Challenge:
Answer with nothing except the number of lines that contain the word "gewesen".

Dataset records:
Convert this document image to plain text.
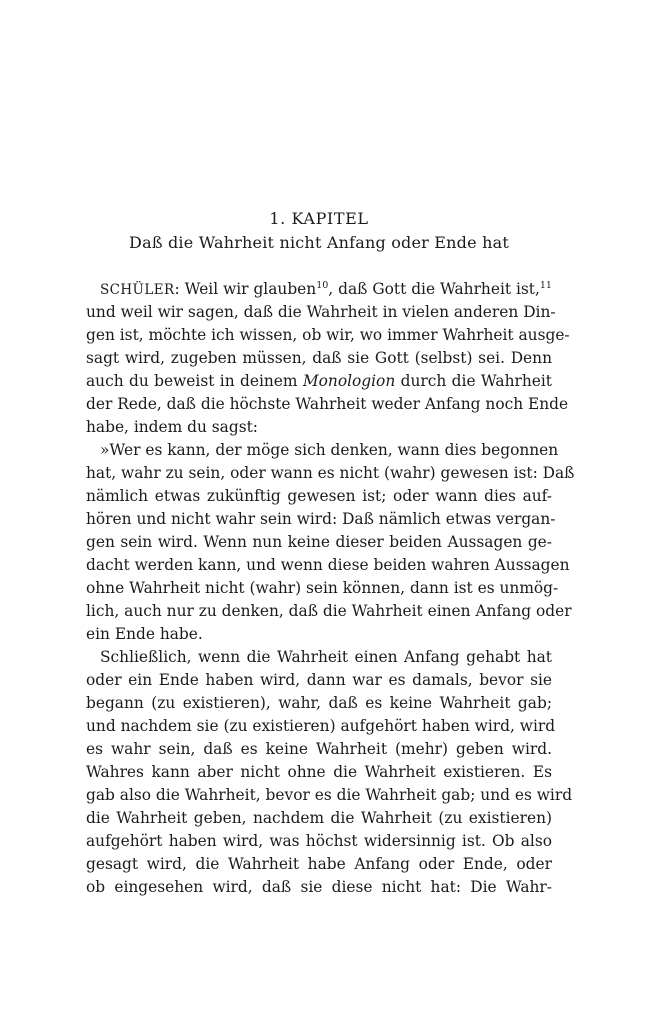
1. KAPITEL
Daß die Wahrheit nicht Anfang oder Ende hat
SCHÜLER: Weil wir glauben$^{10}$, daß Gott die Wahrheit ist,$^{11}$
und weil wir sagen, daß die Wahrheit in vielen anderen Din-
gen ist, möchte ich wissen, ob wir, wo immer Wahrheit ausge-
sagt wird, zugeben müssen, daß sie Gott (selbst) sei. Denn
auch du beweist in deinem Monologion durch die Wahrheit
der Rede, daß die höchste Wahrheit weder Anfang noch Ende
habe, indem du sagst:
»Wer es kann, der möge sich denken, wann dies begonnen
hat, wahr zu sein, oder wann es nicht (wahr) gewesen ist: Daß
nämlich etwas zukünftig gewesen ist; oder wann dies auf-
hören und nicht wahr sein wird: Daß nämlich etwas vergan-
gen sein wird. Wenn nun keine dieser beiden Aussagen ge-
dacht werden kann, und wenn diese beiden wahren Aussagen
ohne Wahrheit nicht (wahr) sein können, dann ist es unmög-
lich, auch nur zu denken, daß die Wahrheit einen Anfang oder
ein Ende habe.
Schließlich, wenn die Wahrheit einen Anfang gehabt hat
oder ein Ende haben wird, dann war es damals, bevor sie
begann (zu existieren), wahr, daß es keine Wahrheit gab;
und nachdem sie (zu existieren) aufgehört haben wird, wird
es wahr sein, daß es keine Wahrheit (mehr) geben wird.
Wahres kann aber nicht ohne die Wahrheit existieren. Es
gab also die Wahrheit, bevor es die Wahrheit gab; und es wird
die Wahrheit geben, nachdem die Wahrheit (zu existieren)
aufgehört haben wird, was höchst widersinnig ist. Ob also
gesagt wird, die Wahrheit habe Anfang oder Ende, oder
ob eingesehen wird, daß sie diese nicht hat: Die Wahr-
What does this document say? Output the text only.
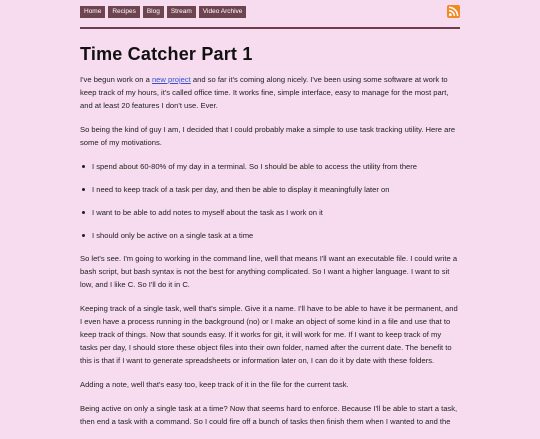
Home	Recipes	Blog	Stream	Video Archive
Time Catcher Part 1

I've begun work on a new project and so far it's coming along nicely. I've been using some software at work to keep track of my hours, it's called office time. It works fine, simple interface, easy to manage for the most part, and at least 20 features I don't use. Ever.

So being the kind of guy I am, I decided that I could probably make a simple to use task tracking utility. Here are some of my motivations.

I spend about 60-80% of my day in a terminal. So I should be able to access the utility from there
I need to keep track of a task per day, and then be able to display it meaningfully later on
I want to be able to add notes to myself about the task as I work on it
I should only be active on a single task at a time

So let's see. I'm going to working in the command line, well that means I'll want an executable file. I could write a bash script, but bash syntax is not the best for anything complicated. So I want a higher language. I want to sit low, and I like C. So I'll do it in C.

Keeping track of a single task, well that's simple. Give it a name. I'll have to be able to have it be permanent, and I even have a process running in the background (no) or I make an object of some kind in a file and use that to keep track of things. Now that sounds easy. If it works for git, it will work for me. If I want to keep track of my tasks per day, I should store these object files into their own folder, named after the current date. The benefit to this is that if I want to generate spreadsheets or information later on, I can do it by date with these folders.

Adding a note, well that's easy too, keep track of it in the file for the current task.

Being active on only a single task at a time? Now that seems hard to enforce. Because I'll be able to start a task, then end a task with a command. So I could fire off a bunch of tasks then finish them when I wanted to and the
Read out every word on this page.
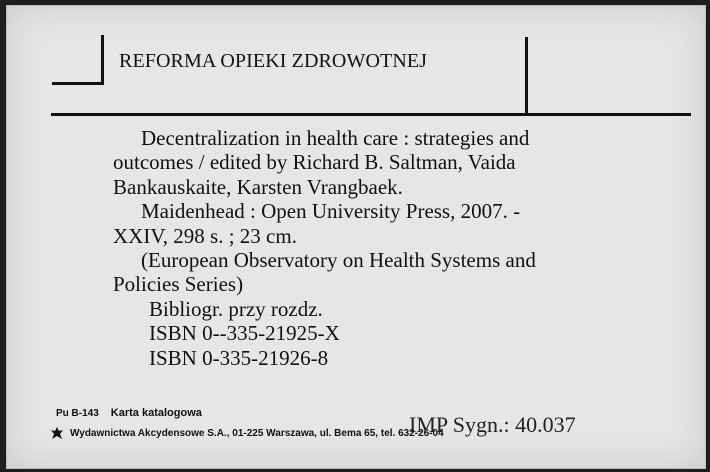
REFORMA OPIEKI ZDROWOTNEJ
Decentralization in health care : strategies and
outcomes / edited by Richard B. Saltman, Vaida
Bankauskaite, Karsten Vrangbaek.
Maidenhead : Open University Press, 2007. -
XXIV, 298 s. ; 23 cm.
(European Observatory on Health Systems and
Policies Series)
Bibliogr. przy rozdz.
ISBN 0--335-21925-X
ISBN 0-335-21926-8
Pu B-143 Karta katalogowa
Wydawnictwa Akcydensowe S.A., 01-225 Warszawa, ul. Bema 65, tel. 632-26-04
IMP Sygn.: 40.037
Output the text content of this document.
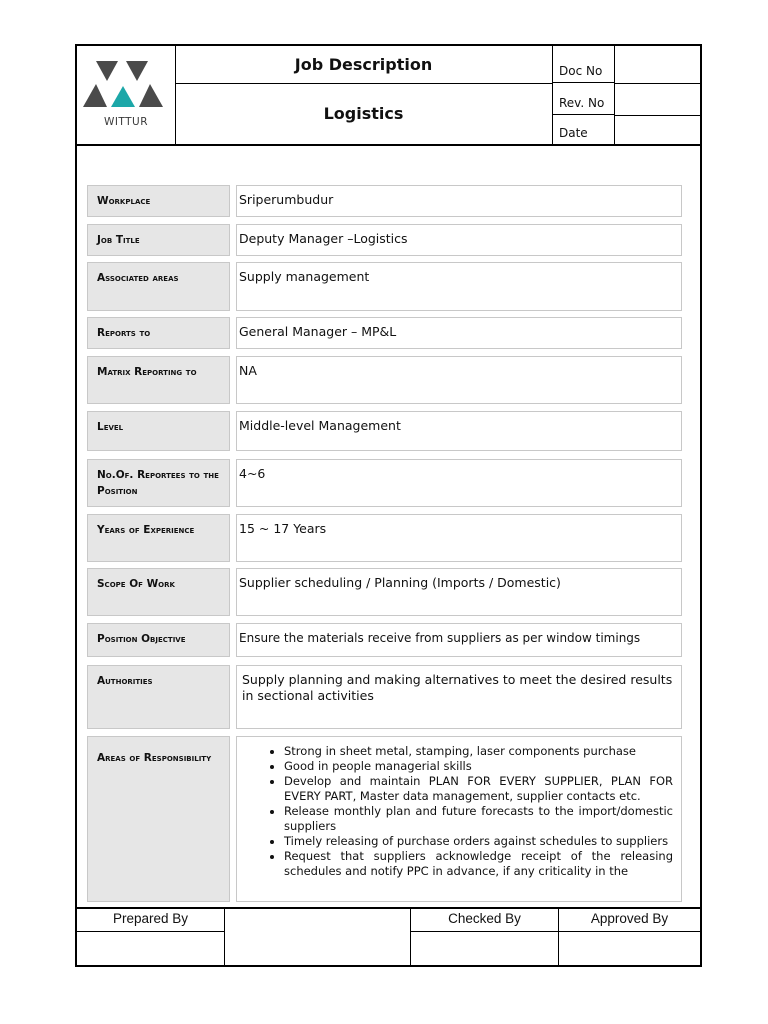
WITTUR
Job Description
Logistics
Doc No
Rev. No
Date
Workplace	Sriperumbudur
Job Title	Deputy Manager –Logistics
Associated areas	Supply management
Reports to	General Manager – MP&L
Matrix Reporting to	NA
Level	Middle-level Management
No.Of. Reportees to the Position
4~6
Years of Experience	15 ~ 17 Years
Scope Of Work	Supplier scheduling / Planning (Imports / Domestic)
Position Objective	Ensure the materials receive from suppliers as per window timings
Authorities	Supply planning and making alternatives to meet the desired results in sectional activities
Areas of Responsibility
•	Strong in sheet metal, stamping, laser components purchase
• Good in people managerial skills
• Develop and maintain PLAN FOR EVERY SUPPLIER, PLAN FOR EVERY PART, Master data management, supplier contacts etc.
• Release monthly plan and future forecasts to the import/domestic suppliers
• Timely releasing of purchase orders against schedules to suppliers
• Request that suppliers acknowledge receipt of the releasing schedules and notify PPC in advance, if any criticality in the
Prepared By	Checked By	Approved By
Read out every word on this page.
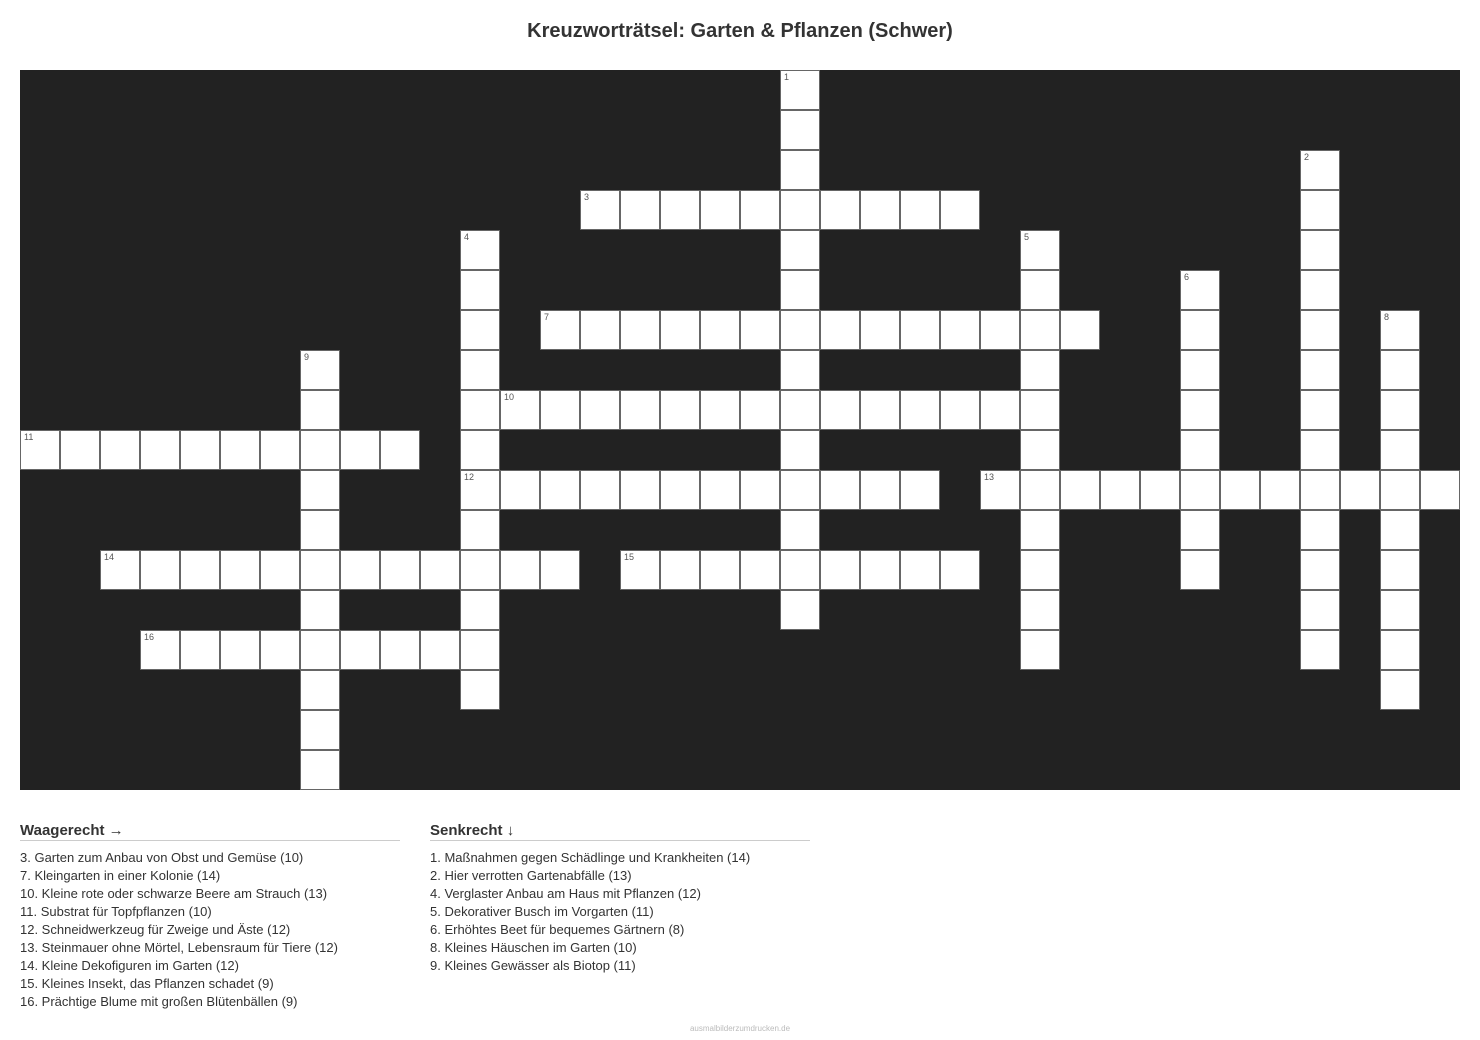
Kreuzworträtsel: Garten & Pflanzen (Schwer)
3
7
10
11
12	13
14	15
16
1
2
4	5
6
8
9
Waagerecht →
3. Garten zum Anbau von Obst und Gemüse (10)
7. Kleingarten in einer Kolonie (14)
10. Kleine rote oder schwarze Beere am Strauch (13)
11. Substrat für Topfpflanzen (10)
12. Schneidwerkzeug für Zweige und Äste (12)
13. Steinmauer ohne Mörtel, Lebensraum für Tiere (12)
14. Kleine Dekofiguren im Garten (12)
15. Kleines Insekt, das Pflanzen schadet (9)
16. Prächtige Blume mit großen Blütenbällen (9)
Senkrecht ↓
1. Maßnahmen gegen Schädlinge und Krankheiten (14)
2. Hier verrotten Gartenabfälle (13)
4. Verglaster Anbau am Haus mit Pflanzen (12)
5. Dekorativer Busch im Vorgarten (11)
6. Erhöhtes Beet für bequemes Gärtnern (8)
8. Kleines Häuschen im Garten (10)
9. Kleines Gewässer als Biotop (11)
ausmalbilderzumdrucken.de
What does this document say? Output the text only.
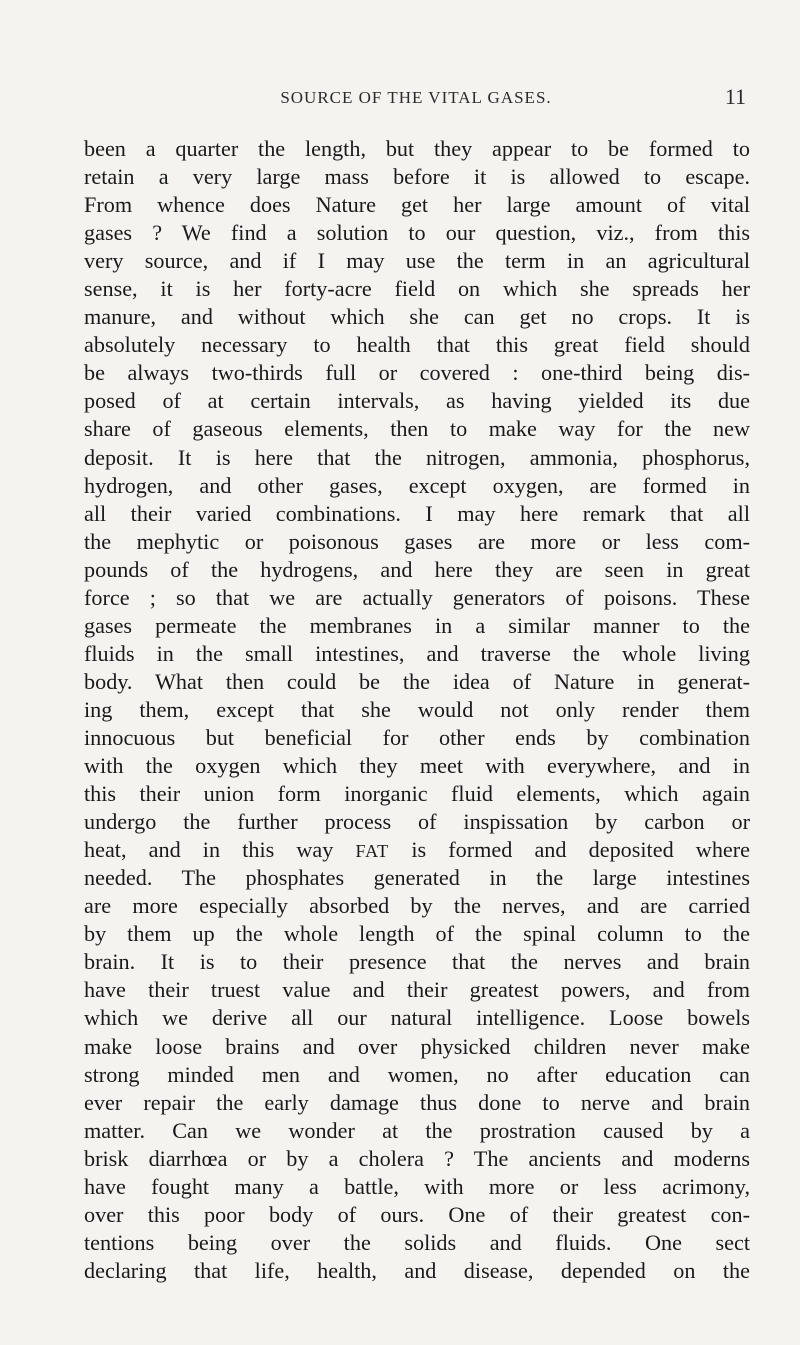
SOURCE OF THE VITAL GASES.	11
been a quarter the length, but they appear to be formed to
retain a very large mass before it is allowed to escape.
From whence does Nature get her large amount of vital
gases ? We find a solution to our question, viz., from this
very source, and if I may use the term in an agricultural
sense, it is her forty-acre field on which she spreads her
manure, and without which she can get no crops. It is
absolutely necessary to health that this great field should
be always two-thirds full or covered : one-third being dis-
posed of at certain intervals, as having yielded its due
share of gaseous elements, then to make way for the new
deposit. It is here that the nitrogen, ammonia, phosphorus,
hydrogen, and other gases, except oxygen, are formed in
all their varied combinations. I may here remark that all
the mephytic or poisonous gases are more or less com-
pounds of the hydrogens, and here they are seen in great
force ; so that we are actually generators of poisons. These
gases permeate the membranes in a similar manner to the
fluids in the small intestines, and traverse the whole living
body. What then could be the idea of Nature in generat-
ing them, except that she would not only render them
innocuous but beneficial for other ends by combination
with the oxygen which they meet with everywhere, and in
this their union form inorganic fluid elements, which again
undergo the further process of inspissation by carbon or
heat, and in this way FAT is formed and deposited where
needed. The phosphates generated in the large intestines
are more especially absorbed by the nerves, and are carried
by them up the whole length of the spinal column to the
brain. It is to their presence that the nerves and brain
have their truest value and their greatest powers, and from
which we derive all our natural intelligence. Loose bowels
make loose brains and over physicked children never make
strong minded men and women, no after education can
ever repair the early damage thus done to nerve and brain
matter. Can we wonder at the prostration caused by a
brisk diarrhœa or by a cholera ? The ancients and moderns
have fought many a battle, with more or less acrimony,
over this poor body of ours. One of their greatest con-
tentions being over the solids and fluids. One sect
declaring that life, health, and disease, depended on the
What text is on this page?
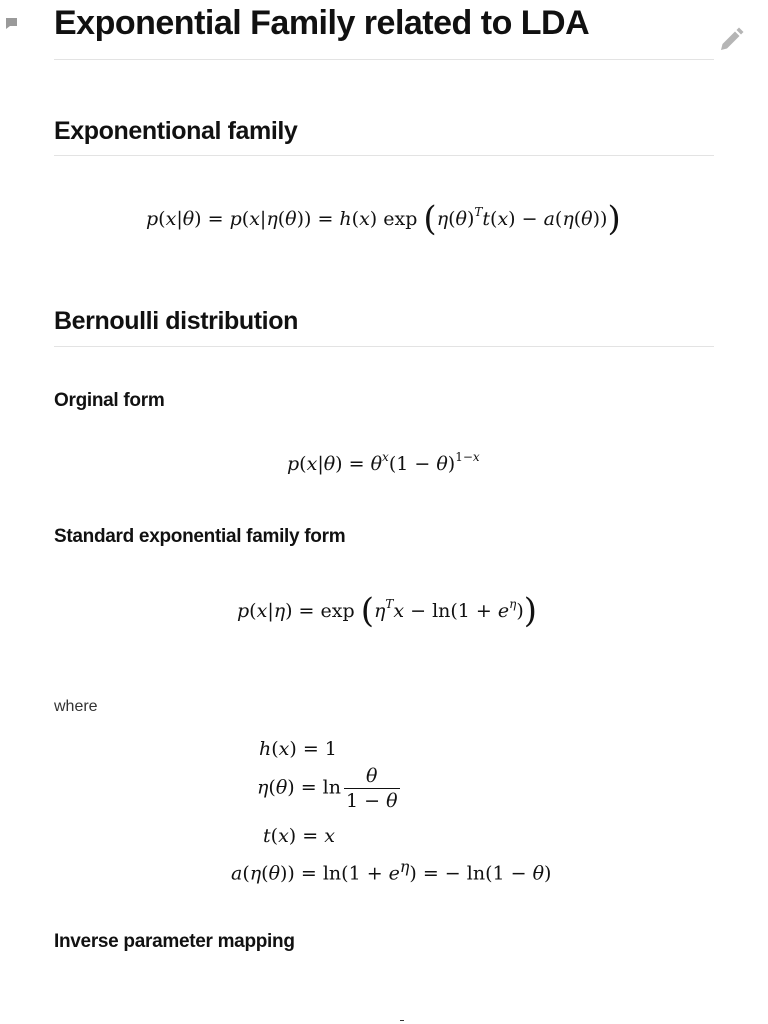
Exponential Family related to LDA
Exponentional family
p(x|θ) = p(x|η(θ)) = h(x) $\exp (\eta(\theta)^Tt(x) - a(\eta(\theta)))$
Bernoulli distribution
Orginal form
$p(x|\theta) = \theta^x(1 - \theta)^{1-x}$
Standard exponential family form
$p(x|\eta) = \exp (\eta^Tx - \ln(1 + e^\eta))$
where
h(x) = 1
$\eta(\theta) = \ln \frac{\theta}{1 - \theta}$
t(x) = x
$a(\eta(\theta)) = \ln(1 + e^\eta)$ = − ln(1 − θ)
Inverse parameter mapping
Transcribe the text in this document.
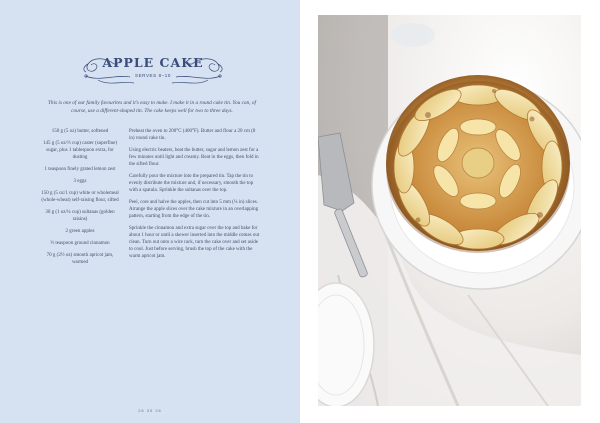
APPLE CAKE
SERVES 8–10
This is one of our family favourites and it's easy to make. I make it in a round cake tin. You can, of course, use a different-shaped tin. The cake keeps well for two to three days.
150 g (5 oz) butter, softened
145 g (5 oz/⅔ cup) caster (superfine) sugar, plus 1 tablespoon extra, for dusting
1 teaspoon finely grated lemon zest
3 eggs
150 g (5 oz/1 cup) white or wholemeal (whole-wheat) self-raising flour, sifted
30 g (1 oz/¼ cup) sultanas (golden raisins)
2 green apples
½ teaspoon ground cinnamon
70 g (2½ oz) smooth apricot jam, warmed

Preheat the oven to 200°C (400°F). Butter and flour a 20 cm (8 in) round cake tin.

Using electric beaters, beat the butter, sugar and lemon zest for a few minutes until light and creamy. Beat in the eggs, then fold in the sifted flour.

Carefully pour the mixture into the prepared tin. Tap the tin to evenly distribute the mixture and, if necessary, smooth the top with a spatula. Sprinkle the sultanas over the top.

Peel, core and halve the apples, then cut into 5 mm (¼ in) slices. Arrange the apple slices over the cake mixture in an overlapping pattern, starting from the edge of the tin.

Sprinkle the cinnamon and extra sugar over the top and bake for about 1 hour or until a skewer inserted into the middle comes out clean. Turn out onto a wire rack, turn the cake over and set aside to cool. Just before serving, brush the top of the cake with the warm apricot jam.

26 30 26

Reply to the task:
2